Stored dataset items
'''

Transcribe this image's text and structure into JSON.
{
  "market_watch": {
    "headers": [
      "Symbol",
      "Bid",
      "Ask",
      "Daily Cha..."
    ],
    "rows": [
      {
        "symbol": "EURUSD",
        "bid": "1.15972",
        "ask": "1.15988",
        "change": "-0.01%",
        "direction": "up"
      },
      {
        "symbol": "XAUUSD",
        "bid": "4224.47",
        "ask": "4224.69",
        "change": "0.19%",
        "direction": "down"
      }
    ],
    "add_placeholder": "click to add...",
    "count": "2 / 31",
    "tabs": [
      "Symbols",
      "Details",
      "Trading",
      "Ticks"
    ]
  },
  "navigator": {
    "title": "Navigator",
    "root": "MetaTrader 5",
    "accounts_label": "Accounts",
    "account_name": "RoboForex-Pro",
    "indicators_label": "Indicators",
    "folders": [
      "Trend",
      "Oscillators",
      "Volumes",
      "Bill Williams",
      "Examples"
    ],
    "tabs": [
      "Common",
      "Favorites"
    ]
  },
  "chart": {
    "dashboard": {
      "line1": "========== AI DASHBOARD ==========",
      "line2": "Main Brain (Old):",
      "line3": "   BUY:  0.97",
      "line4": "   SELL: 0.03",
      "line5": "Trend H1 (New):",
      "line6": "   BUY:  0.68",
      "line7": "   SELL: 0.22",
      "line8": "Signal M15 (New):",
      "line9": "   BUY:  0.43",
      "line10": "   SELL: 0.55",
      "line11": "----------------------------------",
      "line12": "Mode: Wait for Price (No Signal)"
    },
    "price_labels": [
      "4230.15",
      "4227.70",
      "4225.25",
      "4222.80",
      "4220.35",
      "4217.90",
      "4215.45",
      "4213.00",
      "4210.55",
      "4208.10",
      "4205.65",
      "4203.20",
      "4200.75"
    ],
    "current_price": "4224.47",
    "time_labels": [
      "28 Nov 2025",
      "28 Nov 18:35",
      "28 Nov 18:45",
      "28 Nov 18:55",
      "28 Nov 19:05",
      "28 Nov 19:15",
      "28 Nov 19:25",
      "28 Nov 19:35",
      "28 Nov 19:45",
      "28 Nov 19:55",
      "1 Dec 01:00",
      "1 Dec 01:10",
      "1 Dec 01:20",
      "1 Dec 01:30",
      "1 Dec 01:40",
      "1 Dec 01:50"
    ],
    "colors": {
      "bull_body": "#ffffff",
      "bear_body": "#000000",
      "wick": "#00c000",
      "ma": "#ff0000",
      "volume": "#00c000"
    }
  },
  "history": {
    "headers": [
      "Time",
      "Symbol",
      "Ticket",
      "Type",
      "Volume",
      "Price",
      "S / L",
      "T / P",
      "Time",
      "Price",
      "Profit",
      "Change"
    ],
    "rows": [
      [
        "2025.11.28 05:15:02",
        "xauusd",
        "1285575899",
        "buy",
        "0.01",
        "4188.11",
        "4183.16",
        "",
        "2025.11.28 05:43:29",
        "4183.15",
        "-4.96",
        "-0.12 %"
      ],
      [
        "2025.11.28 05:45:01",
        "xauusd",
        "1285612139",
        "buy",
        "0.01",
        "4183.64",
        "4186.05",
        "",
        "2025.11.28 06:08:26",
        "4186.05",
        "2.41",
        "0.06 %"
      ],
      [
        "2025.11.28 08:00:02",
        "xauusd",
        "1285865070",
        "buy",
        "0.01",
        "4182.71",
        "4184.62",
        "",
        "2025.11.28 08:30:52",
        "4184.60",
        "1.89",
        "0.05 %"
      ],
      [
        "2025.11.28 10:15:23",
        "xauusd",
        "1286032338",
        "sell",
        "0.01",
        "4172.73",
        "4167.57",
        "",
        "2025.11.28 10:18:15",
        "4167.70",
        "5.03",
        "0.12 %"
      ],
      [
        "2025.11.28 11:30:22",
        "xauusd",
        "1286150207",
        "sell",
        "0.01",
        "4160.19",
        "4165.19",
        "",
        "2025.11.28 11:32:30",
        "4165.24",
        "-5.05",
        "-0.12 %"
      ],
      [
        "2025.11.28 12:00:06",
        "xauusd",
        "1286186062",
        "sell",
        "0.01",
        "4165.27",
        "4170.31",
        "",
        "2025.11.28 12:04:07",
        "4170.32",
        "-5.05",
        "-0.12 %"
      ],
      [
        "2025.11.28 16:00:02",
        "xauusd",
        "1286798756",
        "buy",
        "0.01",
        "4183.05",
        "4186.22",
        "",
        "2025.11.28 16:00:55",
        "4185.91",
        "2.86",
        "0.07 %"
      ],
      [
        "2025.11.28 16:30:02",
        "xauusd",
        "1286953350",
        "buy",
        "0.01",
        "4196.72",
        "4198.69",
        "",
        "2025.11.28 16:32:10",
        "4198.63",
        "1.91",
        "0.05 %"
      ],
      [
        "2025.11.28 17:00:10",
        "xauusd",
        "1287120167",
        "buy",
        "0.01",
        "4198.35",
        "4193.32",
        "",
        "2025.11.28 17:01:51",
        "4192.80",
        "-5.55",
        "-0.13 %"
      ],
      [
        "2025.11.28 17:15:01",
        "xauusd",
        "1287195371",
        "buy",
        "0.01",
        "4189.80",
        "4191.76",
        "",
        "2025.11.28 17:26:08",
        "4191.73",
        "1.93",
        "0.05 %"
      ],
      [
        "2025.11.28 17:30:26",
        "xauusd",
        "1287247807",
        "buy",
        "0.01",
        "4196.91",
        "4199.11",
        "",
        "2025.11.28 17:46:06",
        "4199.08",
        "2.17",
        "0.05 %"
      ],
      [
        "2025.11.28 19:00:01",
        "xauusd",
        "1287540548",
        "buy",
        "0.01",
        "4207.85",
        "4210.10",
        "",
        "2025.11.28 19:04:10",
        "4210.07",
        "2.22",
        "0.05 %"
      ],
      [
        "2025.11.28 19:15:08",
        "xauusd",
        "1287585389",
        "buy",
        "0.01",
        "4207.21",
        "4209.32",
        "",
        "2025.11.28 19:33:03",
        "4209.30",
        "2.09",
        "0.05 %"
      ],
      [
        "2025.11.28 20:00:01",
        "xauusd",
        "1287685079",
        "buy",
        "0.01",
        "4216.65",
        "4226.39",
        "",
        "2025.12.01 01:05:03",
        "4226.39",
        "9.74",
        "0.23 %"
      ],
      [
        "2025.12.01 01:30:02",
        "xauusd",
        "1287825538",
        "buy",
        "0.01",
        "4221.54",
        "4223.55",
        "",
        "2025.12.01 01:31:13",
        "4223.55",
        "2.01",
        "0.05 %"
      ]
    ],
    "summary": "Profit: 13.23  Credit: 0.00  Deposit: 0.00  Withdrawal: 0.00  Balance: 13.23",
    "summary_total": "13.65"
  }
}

'''

Exercise goal = Reproduce each entry exactly, leaving out nothing.

Response to this task =
Transcribe this image's text and structure into JSON.
{
  "market_watch": {
    "headers": [
      "Symbol",
      "Bid",
      "Ask",
      "Daily Cha..."
    ],
    "rows": [
      {
        "symbol": "EURUSD",
        "bid": "1.15972",
        "ask": "1.15988",
        "change": "-0.01%",
        "direction": "up"
      },
      {
        "symbol": "XAUUSD",
        "bid": "4224.47",
        "ask": "4224.69",
        "change": "0.19%",
        "direction": "down"
      }
    ],
    "add_placeholder": "click to add...",
    "count": "2 / 31",
    "tabs": [
      "Symbols",
      "Details",
      "Trading",
      "Ticks"
    ]
  },
  "navigator": {
    "title": "Navigator",
    "root": "MetaTrader 5",
    "accounts_label": "Accounts",
    "account_name": "RoboForex-Pro",
    "indicators_label": "Indicators",
    "folders": [
      "Trend",
      "Oscillators",
      "Volumes",
      "Bill Williams",
      "Examples"
    ],
    "tabs": [
      "Common",
      "Favorites"
    ]
  },
  "chart": {
    "dashboard": {
      "line1": "========== AI DASHBOARD ==========",
      "line2": "Main Brain (Old):",
      "line3": "   BUY:  0.97",
      "line4": "   SELL: 0.03",
      "line5": "Trend H1 (New):",
      "line6": "   BUY:  0.68",
      "line7": "   SELL: 0.22",
      "line8": "Signal M15 (New):",
      "line9": "   BUY:  0.43",
      "line10": "   SELL: 0.55",
      "line11": "----------------------------------",
      "line12": "Mode: Wait for Price (No Signal)"
    },
    "price_labels": [
      "4230.15",
      "4227.70",
      "4225.25",
      "4222.80",
      "4220.35",
      "4217.90",
      "4215.45",
      "4213.00",
      "4210.55",
      "4208.10",
      "4205.65",
      "4203.20",
      "4200.75"
    ],
    "current_price": "4224.47",
    "time_labels": [
      "28 Nov 2025",
      "28 Nov 18:35",
      "28 Nov 18:45",
      "28 Nov 18:55",
      "28 Nov 19:05",
      "28 Nov 19:15",
      "28 Nov 19:25",
      "28 Nov 19:35",
      "28 Nov 19:45",
      "28 Nov 19:55",
      "1 Dec 01:00",
      "1 Dec 01:10",
      "1 Dec 01:20",
      "1 Dec 01:30",
      "1 Dec 01:40",
      "1 Dec 01:50"
    ],
    "colors": {
      "bull_body": "#ffffff",
      "bear_body": "#000000",
      "wick": "#00c000",
      "ma": "#ff0000",
      "volume": "#00c000"
    }
  },
  "history": {
    "headers": [
      "Time",
      "Symbol",
      "Ticket",
      "Type",
      "Volume",
      "Price",
      "S / L",
      "T / P",
      "Time",
      "Price",
      "Profit",
      "Change"
    ],
    "rows": [
      [
        "2025.11.28 05:15:02",
        "xauusd",
        "1285575899",
        "buy",
        "0.01",
        "4188.11",
        "4183.16",
        "",
        "2025.11.28 05:43:29",
        "4183.15",
        "-4.96",
        "-0.12 %"
      ],
      [
        "2025.11.28 05:45:01",
        "xauusd",
        "1285612139",
        "buy",
        "0.01",
        "4183.64",
        "4186.05",
        "",
        "2025.11.28 06:08:26",
        "4186.05",
        "2.41",
        "0.06 %"
      ],
      [
        "2025.11.28 08:00:02",
        "xauusd",
        "1285865070",
        "buy",
        "0.01",
        "4182.71",
        "4184.62",
        "",
        "2025.11.28 08:30:52",
        "4184.60",
        "1.89",
        "0.05 %"
      ],
      [
        "2025.11.28 10:15:23",
        "xauusd",
        "1286032338",
        "sell",
        "0.01",
        "4172.73",
        "4167.57",
        "",
        "2025.11.28 10:18:15",
        "4167.70",
        "5.03",
        "0.12 %"
      ],
      [
        "2025.11.28 11:30:22",
        "xauusd",
        "1286150207",
        "sell",
        "0.01",
        "4160.19",
        "4165.19",
        "",
        "2025.11.28 11:32:30",
        "4165.24",
        "-5.05",
        "-0.12 %"
      ],
      [
        "2025.11.28 12:00:06",
        "xauusd",
        "1286186062",
        "sell",
        "0.01",
        "4165.27",
        "4170.31",
        "",
        "2025.11.28 12:04:07",
        "4170.32",
        "-5.05",
        "-0.12 %"
      ],
      [
        "2025.11.28 16:00:02",
        "xauusd",
        "1286798756",
        "buy",
        "0.01",
        "4183.05",
        "4186.22",
        "",
        "2025.11.28 16:00:55",
        "4185.91",
        "2.86",
        "0.07 %"
      ],
      [
        "2025.11.28 16:30:02",
        "xauusd",
        "1286953350",
        "buy",
        "0.01",
        "4196.72",
        "4198.69",
        "",
        "2025.11.28 16:32:10",
        "4198.63",
        "1.91",
        "0.05 %"
      ],
      [
        "2025.11.28 17:00:10",
        "xauusd",
        "1287120167",
        "buy",
        "0.01",
        "4198.35",
        "4193.32",
        "",
        "2025.11.28 17:01:51",
        "4192.80",
        "-5.55",
        "-0.13 %"
      ],
      [
        "2025.11.28 17:15:01",
        "xauusd",
        "1287195371",
        "buy",
        "0.01",
        "4189.80",
        "4191.76",
        "",
        "2025.11.28 17:26:08",
        "4191.73",
        "1.93",
        "0.05 %"
      ],
      [
        "2025.11.28 17:30:26",
        "xauusd",
        "1287247807",
        "buy",
        "0.01",
        "4196.91",
        "4199.11",
        "",
        "2025.11.28 17:46:06",
        "4199.08",
        "2.17",
        "0.05 %"
      ],
      [
        "2025.11.28 19:00:01",
        "xauusd",
        "1287540548",
        "buy",
        "0.01",
        "4207.85",
        "4210.10",
        "",
        "2025.11.28 19:04:10",
        "4210.07",
        "2.22",
        "0.05 %"
      ],
      [
        "2025.11.28 19:15:08",
        "xauusd",
        "1287585389",
        "buy",
        "0.01",
        "4207.21",
        "4209.32",
        "",
        "2025.11.28 19:33:03",
        "4209.30",
        "2.09",
        "0.05 %"
      ],
      [
        "2025.11.28 20:00:01",
        "xauusd",
        "1287685079",
        "buy",
        "0.01",
        "4216.65",
        "4226.39",
        "",
        "2025.12.01 01:05:03",
        "4226.39",
        "9.74",
        "0.23 %"
      ],
      [
        "2025.12.01 01:30:02",
        "xauusd",
        "1287825538",
        "buy",
        "0.01",
        "4221.54",
        "4223.55",
        "",
        "2025.12.01 01:31:13",
        "4223.55",
        "2.01",
        "0.05 %"
      ]
    ],
    "summary": "Profit: 13.23  Credit: 0.00  Deposit: 0.00  Withdrawal: 0.00  Balance: 13.23",
    "summary_total": "13.65"
  }
}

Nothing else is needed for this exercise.